[DO THIS]:
Make an exact copy of the entries below.

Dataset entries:
-------------------------

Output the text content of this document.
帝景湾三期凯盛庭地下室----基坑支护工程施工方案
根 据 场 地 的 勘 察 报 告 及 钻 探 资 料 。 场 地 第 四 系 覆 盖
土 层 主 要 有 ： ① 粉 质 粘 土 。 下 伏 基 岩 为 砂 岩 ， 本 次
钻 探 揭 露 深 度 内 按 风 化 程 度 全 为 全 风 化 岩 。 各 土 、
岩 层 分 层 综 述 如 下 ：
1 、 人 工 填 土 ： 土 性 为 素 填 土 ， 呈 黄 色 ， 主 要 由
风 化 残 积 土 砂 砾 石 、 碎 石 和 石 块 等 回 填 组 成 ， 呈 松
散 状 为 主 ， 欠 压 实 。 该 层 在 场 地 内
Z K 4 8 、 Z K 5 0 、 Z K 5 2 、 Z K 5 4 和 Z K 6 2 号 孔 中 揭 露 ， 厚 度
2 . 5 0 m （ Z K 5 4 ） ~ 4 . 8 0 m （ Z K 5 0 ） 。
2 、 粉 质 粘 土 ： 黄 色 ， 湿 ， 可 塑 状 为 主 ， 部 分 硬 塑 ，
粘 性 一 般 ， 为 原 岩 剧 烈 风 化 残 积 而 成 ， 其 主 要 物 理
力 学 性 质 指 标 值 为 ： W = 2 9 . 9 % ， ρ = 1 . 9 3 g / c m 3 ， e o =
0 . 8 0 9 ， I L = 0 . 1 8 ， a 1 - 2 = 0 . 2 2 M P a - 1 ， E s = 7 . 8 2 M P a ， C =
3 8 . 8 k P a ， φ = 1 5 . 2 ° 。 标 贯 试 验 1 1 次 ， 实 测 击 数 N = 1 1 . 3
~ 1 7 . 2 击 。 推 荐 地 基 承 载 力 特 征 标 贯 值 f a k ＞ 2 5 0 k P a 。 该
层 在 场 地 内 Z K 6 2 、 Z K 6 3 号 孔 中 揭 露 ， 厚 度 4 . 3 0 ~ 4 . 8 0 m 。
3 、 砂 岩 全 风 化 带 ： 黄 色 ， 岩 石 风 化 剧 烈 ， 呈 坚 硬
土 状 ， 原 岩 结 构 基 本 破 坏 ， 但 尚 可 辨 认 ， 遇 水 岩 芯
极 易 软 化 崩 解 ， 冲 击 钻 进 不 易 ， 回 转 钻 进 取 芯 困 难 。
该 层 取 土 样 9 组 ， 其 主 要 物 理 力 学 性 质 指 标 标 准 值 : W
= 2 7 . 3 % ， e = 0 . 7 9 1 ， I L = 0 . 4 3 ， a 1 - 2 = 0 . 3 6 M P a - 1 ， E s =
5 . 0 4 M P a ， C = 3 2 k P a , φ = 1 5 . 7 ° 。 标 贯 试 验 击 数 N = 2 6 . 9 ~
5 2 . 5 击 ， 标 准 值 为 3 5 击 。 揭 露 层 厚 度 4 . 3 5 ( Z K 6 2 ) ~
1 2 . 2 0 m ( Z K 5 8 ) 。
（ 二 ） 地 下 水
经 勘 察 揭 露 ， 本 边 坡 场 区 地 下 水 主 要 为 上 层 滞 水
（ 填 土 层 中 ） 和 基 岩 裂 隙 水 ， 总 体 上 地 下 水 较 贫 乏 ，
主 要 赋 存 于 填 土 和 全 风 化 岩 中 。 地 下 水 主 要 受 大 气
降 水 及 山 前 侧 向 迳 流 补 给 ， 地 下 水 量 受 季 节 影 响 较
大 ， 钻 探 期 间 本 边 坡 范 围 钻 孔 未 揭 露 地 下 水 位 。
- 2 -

-------------------------

[ANSWER TO THIS TASK]:
Output the text content of this document.
帝景湾三期凯盛庭地下室----基坑支护工程施工方案
根 据 场 地 的 勘 察 报 告 及 钻 探 资 料 。 场 地 第 四 系 覆 盖
土 层 主 要 有 ： ① 粉 质 粘 土 。 下 伏 基 岩 为 砂 岩 ， 本 次
钻 探 揭 露 深 度 内 按 风 化 程 度 全 为 全 风 化 岩 。 各 土 、
岩 层 分 层 综 述 如 下 ：
1 、 人 工 填 土 ： 土 性 为 素 填 土 ， 呈 黄 色 ， 主 要 由
风 化 残 积 土 砂 砾 石 、 碎 石 和 石 块 等 回 填 组 成 ， 呈 松
散 状 为 主 ， 欠 压 实 。 该 层 在 场 地 内
Z K 4 8 、 Z K 5 0 、 Z K 5 2 、 Z K 5 4 和 Z K 6 2 号 孔 中 揭 露 ， 厚 度
2 . 5 0 m （ Z K 5 4 ） ~ 4 . 8 0 m （ Z K 5 0 ） 。
2 、 粉 质 粘 土 ： 黄 色 ， 湿 ， 可 塑 状 为 主 ， 部 分 硬 塑 ，
粘 性 一 般 ， 为 原 岩 剧 烈 风 化 残 积 而 成 ， 其 主 要 物 理
力 学 性 质 指 标 值 为 ： W = 2 9 . 9 % ， ρ = 1 . 9 3 g / c m 3 ， e o =
0 . 8 0 9 ， I L = 0 . 1 8 ， a 1 - 2 = 0 . 2 2 M P a - 1 ， E s = 7 . 8 2 M P a ， C =
3 8 . 8 k P a ， φ = 1 5 . 2 ° 。 标 贯 试 验 1 1 次 ， 实 测 击 数 N = 1 1 . 3
~ 1 7 . 2 击 。 推 荐 地 基 承 载 力 特 征 标 贯 值 f a k ＞ 2 5 0 k P a 。 该
层 在 场 地 内 Z K 6 2 、 Z K 6 3 号 孔 中 揭 露 ， 厚 度 4 . 3 0 ~ 4 . 8 0 m 。
3 、 砂 岩 全 风 化 带 ： 黄 色 ， 岩 石 风 化 剧 烈 ， 呈 坚 硬
土 状 ， 原 岩 结 构 基 本 破 坏 ， 但 尚 可 辨 认 ， 遇 水 岩 芯
极 易 软 化 崩 解 ， 冲 击 钻 进 不 易 ， 回 转 钻 进 取 芯 困 难 。
该 层 取 土 样 9 组 ， 其 主 要 物 理 力 学 性 质 指 标 标 准 值 : W
= 2 7 . 3 % ， e = 0 . 7 9 1 ， I L = 0 . 4 3 ， a 1 - 2 = 0 . 3 6 M P a - 1 ， E s =
5 . 0 4 M P a ， C = 3 2 k P a , φ = 1 5 . 7 ° 。 标 贯 试 验 击 数 N = 2 6 . 9 ~
5 2 . 5 击 ， 标 准 值 为 3 5 击 。 揭 露 层 厚 度 4 . 3 5 ( Z K 6 2 ) ~
1 2 . 2 0 m ( Z K 5 8 ) 。
（ 二 ） 地 下 水
经 勘 察 揭 露 ， 本 边 坡 场 区 地 下 水 主 要 为 上 层 滞 水
（ 填 土 层 中 ） 和 基 岩 裂 隙 水 ， 总 体 上 地 下 水 较 贫 乏 ，
主 要 赋 存 于 填 土 和 全 风 化 岩 中 。 地 下 水 主 要 受 大 气
降 水 及 山 前 侧 向 迳 流 补 给 ， 地 下 水 量 受 季 节 影 响 较
大 ， 钻 探 期 间 本 边 坡 范 围 钻 孔 未 揭 露 地 下 水 位 。
- 2 -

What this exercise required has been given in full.